WHAT IS REQUIRED
Give an exact transcription of every line, dropping the images.

RECORDED DATA
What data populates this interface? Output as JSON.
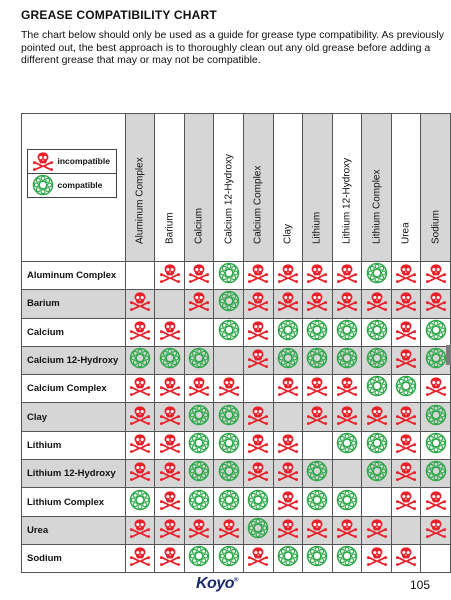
{
  "document": {
    "title": "GREASE COMPATIBILITY CHART",
    "intro": "The chart below should only be used as a guide for grease type compatibility.  As previously pointed out, the best approach is to thoroughly clean out any old grease before adding a different grease that may or may not be compatible.",
    "logo": "Koyo",
    "logo_mark": "®",
    "page_number": "105"
  },
  "legend": {
    "incompatible_label": "incompatible",
    "compatible_label": "compatible",
    "incompatible_icon": "skull-crossbones-icon",
    "compatible_icon": "bearing-ring-icon",
    "incompatible_color": "#e8202a",
    "compatible_color": "#2ea84a"
  },
  "columns": [
    "Aluminum Complex",
    "Barium",
    "Calcium",
    "Calcium 12-Hydroxy",
    "Calcium Complex",
    "Clay",
    "Lithium",
    "Lithium 12-Hydroxy",
    "Lithium Complex",
    "Urea",
    "Sodium"
  ],
  "rows": [
    {
      "label": "Aluminum Complex",
      "cells": [
        "",
        "X",
        "X",
        "C",
        "X",
        "X",
        "X",
        "X",
        "C",
        "X",
        "X"
      ]
    },
    {
      "label": "Barium",
      "cells": [
        "X",
        "",
        "X",
        "C",
        "X",
        "X",
        "X",
        "X",
        "X",
        "X",
        "X"
      ]
    },
    {
      "label": "Calcium",
      "cells": [
        "X",
        "X",
        "",
        "C",
        "X",
        "C",
        "C",
        "C",
        "C",
        "X",
        "C"
      ]
    },
    {
      "label": "Calcium 12-Hydroxy",
      "cells": [
        "C",
        "C",
        "C",
        "",
        "X",
        "C",
        "C",
        "C",
        "C",
        "X",
        "C"
      ]
    },
    {
      "label": "Calcium Complex",
      "cells": [
        "X",
        "X",
        "X",
        "X",
        "",
        "X",
        "X",
        "X",
        "C",
        "C",
        "X"
      ]
    },
    {
      "label": "Clay",
      "cells": [
        "X",
        "X",
        "C",
        "C",
        "X",
        "",
        "X",
        "X",
        "X",
        "X",
        "C"
      ]
    },
    {
      "label": "Lithium",
      "cells": [
        "X",
        "X",
        "C",
        "C",
        "X",
        "X",
        "",
        "C",
        "C",
        "X",
        "C"
      ]
    },
    {
      "label": "Lithium 12-Hydroxy",
      "cells": [
        "X",
        "X",
        "C",
        "C",
        "X",
        "X",
        "C",
        "",
        "C",
        "X",
        "C"
      ]
    },
    {
      "label": "Lithium Complex",
      "cells": [
        "C",
        "X",
        "C",
        "C",
        "C",
        "X",
        "C",
        "C",
        "",
        "X",
        "X"
      ]
    },
    {
      "label": "Urea",
      "cells": [
        "X",
        "X",
        "X",
        "X",
        "C",
        "X",
        "X",
        "X",
        "X",
        "",
        "X"
      ]
    },
    {
      "label": "Sodium",
      "cells": [
        "X",
        "X",
        "C",
        "C",
        "X",
        "C",
        "C",
        "C",
        "X",
        "X",
        ""
      ]
    }
  ]
}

EXPECTED ANSWER
What data populates this interface? Output as JSON.
{
  "document": {
    "title": "GREASE COMPATIBILITY CHART",
    "intro": "The chart below should only be used as a guide for grease type compatibility.  As previously pointed out, the best approach is to thoroughly clean out any old grease before adding a different grease that may or may not be compatible.",
    "logo": "Koyo",
    "logo_mark": "®",
    "page_number": "105"
  },
  "legend": {
    "incompatible_label": "incompatible",
    "compatible_label": "compatible",
    "incompatible_icon": "skull-crossbones-icon",
    "compatible_icon": "bearing-ring-icon",
    "incompatible_color": "#e8202a",
    "compatible_color": "#2ea84a"
  },
  "columns": [
    "Aluminum Complex",
    "Barium",
    "Calcium",
    "Calcium 12-Hydroxy",
    "Calcium Complex",
    "Clay",
    "Lithium",
    "Lithium 12-Hydroxy",
    "Lithium Complex",
    "Urea",
    "Sodium"
  ],
  "rows": [
    {
      "label": "Aluminum Complex",
      "cells": [
        "",
        "X",
        "X",
        "C",
        "X",
        "X",
        "X",
        "X",
        "C",
        "X",
        "X"
      ]
    },
    {
      "label": "Barium",
      "cells": [
        "X",
        "",
        "X",
        "C",
        "X",
        "X",
        "X",
        "X",
        "X",
        "X",
        "X"
      ]
    },
    {
      "label": "Calcium",
      "cells": [
        "X",
        "X",
        "",
        "C",
        "X",
        "C",
        "C",
        "C",
        "C",
        "X",
        "C"
      ]
    },
    {
      "label": "Calcium 12-Hydroxy",
      "cells": [
        "C",
        "C",
        "C",
        "",
        "X",
        "C",
        "C",
        "C",
        "C",
        "X",
        "C"
      ]
    },
    {
      "label": "Calcium Complex",
      "cells": [
        "X",
        "X",
        "X",
        "X",
        "",
        "X",
        "X",
        "X",
        "C",
        "C",
        "X"
      ]
    },
    {
      "label": "Clay",
      "cells": [
        "X",
        "X",
        "C",
        "C",
        "X",
        "",
        "X",
        "X",
        "X",
        "X",
        "C"
      ]
    },
    {
      "label": "Lithium",
      "cells": [
        "X",
        "X",
        "C",
        "C",
        "X",
        "X",
        "",
        "C",
        "C",
        "X",
        "C"
      ]
    },
    {
      "label": "Lithium 12-Hydroxy",
      "cells": [
        "X",
        "X",
        "C",
        "C",
        "X",
        "X",
        "C",
        "",
        "C",
        "X",
        "C"
      ]
    },
    {
      "label": "Lithium Complex",
      "cells": [
        "C",
        "X",
        "C",
        "C",
        "C",
        "X",
        "C",
        "C",
        "",
        "X",
        "X"
      ]
    },
    {
      "label": "Urea",
      "cells": [
        "X",
        "X",
        "X",
        "X",
        "C",
        "X",
        "X",
        "X",
        "X",
        "",
        "X"
      ]
    },
    {
      "label": "Sodium",
      "cells": [
        "X",
        "X",
        "C",
        "C",
        "X",
        "C",
        "C",
        "C",
        "X",
        "X",
        ""
      ]
    }
  ]
}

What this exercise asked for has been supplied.